====== Data lines

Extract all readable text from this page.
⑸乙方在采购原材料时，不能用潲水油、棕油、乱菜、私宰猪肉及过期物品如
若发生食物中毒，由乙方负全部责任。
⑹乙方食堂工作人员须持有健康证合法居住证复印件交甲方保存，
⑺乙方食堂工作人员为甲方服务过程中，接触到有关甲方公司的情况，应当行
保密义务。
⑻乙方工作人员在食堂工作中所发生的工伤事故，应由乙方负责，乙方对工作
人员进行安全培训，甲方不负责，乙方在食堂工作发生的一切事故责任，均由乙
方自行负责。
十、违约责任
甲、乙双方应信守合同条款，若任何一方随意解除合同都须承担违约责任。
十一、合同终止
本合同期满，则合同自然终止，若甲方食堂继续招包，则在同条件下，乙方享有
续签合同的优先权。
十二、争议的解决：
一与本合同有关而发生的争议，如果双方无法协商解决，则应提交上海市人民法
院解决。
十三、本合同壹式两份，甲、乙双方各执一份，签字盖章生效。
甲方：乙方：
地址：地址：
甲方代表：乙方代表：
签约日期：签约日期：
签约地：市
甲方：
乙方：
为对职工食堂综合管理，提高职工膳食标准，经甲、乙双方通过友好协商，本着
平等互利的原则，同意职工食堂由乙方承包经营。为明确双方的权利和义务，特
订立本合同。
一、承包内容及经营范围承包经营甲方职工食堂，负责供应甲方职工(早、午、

============
====== Data lines

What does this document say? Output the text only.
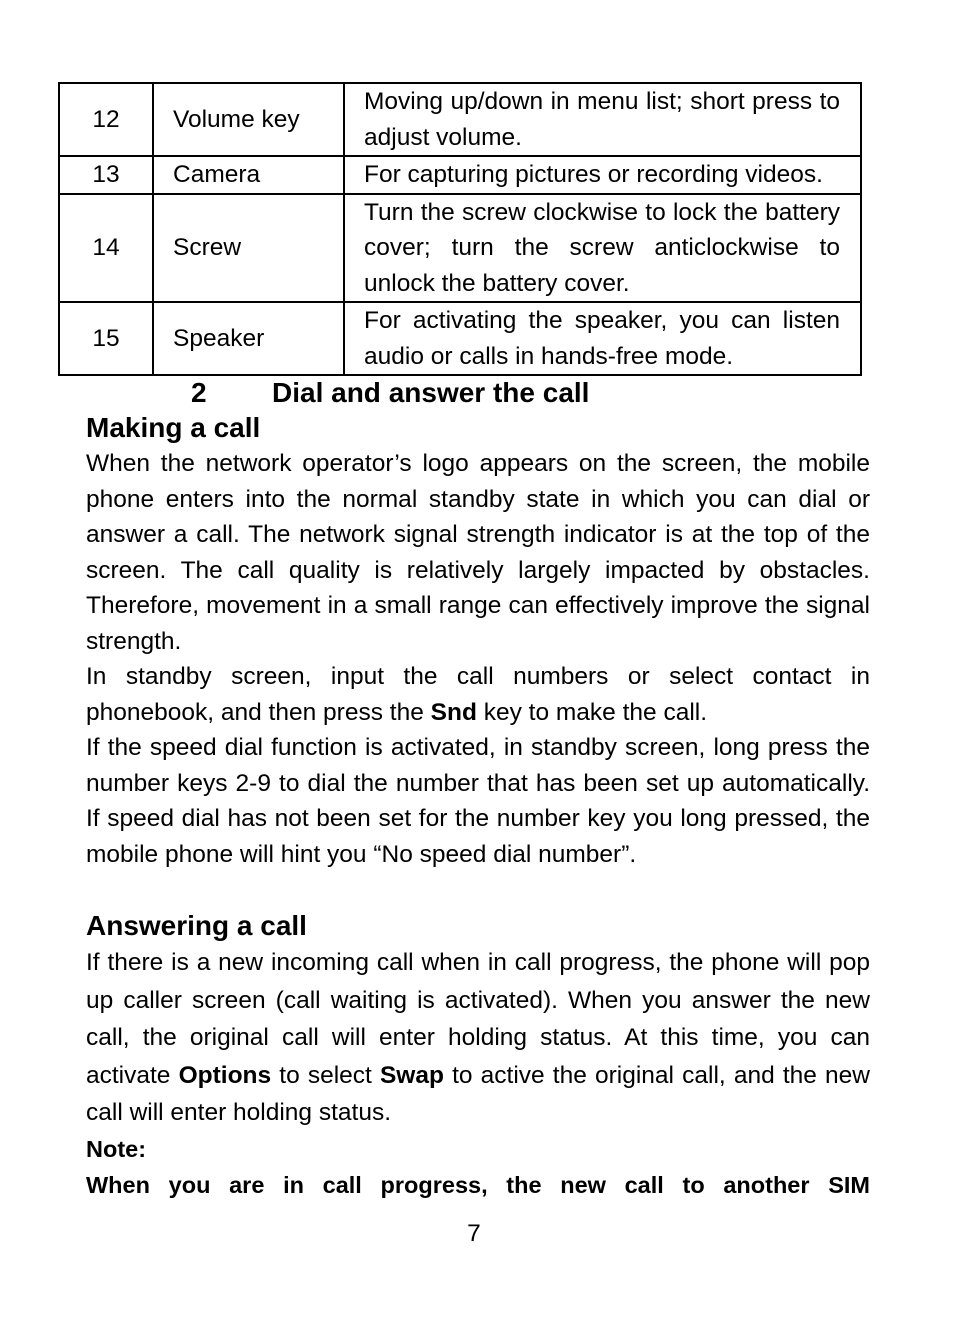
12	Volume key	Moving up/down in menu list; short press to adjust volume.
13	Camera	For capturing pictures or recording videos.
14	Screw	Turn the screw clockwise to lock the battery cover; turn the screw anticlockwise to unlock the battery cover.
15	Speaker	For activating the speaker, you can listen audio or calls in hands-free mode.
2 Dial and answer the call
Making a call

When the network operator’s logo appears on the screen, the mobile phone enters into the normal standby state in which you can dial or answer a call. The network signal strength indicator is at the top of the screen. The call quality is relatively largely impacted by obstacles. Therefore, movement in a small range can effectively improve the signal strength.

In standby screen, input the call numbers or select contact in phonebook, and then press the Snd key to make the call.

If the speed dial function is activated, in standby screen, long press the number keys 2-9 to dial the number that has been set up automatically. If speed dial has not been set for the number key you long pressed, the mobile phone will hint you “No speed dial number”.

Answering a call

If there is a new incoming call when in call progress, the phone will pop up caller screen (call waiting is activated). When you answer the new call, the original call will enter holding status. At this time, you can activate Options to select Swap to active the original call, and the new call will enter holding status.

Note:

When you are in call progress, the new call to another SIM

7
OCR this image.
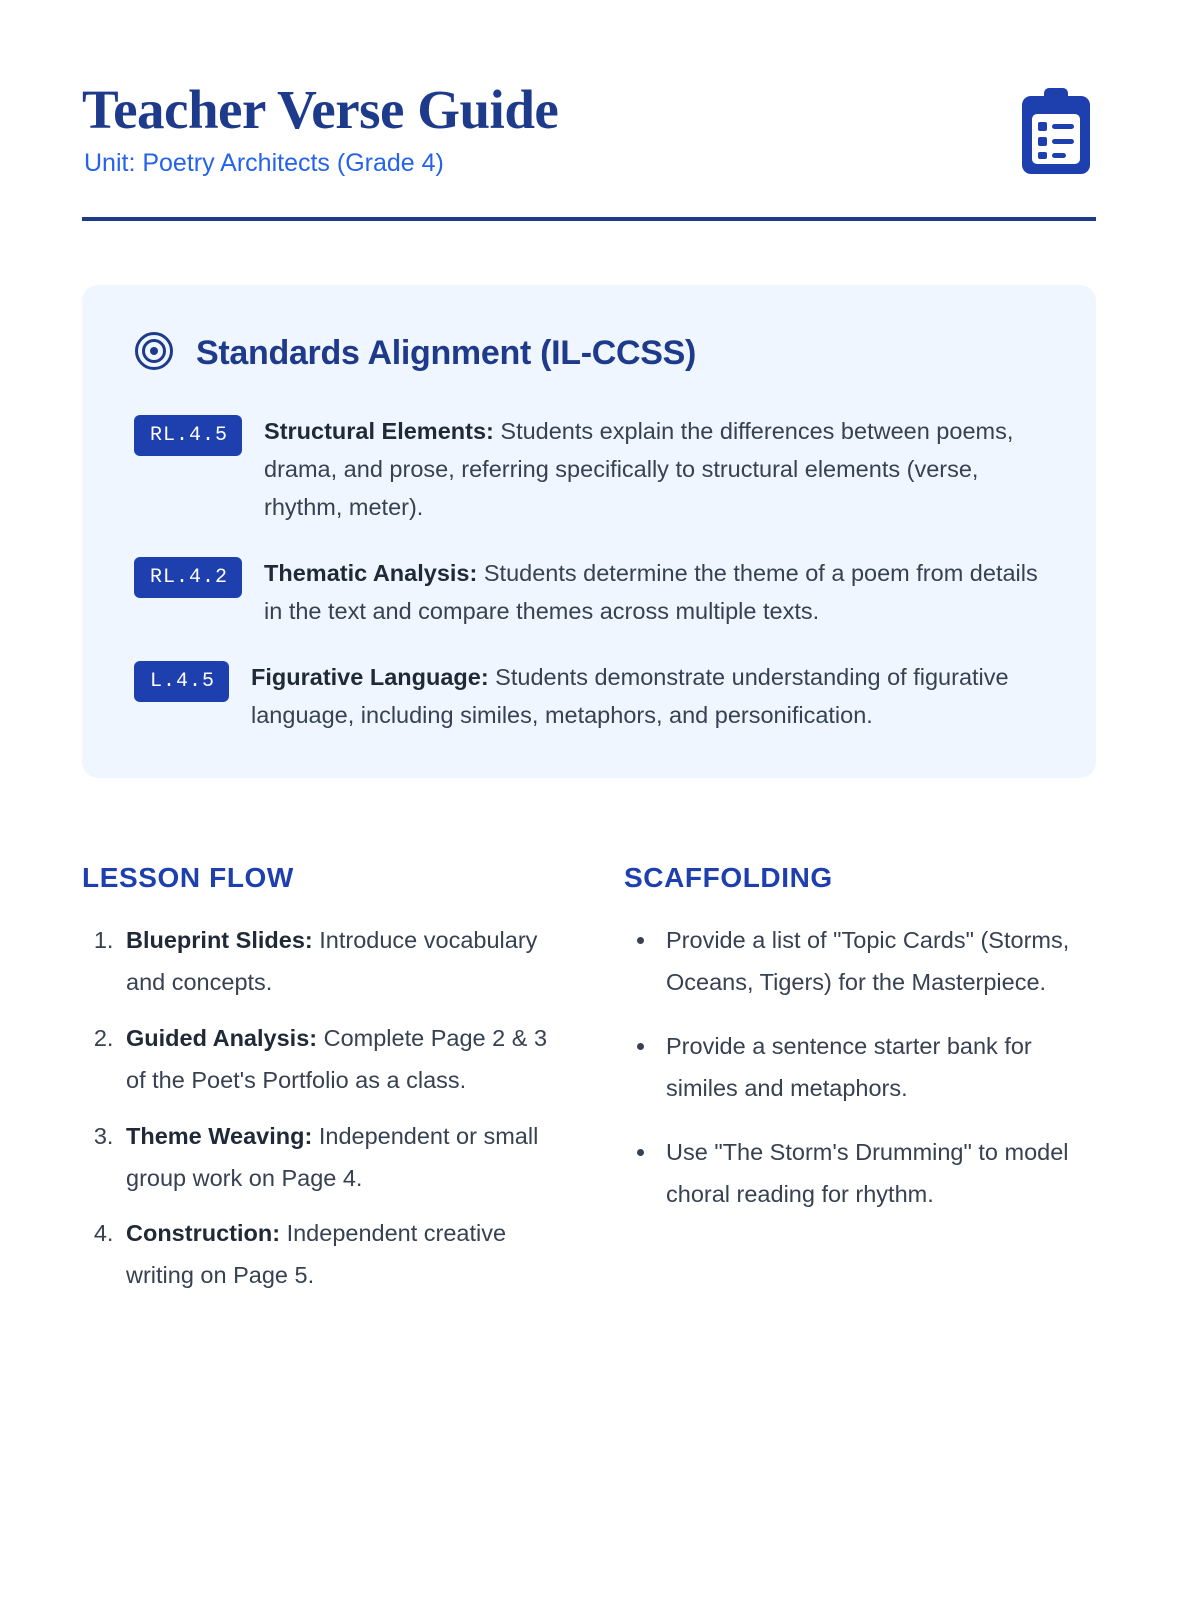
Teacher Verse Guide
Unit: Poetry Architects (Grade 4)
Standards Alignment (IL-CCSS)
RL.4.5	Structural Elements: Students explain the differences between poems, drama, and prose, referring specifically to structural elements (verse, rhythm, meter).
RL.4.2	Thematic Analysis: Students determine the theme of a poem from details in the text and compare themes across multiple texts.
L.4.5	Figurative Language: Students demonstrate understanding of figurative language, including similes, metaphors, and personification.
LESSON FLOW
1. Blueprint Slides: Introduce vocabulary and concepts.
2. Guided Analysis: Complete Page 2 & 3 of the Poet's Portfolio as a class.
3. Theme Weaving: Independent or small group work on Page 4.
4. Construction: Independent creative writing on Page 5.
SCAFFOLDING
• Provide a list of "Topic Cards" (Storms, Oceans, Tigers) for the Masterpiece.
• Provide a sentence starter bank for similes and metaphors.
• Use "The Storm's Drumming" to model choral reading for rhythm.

============

**Task brief**. Look over the records above and copy each line that includes the string "rhythm".

**Solved exercise**.
RL.4.5	Structural Elements: Students explain the differences between poems, drama, and prose, referring specifically to structural elements (verse, rhythm, meter).
• Use "The Storm's Drumming" to model choral reading for rhythm.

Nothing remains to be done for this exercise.